- _Short exercise_: Keep only the lines where "span" appears.

- _Exercise inputs_:
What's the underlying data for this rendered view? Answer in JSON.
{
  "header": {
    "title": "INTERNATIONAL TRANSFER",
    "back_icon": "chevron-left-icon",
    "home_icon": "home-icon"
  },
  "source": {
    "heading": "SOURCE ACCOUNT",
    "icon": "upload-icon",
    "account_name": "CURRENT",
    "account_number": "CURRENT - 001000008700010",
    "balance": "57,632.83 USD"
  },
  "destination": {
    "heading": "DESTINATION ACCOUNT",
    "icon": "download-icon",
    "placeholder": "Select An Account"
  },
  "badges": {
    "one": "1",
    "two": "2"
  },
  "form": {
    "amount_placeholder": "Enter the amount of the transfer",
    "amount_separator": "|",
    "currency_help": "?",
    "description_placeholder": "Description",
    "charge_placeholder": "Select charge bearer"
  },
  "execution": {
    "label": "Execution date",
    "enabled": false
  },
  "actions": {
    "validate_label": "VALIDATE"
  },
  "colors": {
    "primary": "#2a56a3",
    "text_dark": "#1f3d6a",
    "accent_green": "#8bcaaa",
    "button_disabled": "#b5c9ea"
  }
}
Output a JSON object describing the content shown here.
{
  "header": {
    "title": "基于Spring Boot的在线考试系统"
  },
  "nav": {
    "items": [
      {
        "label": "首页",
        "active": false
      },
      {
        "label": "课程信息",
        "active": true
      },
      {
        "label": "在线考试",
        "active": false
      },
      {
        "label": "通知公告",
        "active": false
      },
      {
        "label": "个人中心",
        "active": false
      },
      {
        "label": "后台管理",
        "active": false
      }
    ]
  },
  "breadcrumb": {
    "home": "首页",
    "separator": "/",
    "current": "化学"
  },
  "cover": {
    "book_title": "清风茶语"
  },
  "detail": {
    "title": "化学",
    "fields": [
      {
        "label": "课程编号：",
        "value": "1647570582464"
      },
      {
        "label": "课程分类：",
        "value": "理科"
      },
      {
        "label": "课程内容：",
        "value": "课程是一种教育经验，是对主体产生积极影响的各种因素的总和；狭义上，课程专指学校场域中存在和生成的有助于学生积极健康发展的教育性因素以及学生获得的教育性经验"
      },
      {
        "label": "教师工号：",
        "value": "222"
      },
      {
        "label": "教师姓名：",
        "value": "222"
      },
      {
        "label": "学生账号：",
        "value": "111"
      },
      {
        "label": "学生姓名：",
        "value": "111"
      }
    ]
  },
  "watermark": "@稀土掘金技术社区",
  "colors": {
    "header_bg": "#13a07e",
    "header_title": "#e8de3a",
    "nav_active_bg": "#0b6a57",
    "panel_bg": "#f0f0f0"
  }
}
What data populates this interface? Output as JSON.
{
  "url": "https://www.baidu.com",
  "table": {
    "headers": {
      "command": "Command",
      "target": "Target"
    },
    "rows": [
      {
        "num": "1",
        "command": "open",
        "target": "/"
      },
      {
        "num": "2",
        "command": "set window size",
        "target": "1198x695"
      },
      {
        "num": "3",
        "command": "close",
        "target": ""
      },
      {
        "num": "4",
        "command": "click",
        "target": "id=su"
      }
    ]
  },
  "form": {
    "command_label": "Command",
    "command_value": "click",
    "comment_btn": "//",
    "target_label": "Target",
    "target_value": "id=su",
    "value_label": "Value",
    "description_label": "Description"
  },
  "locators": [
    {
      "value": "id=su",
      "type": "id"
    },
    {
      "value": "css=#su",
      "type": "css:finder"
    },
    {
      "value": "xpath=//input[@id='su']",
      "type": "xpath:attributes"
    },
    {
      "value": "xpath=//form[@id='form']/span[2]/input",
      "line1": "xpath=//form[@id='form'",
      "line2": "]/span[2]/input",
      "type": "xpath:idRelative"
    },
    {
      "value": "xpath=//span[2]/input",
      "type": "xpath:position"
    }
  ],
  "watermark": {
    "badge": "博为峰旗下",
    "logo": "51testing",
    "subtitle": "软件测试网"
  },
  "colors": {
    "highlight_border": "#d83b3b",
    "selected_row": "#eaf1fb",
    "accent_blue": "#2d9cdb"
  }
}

- _Result for this task_:
      "value": "xpath=//form[@id='form']/span[2]/input",
      "line2": "]/span[2]/input",
      "value": "xpath=//span[2]/input",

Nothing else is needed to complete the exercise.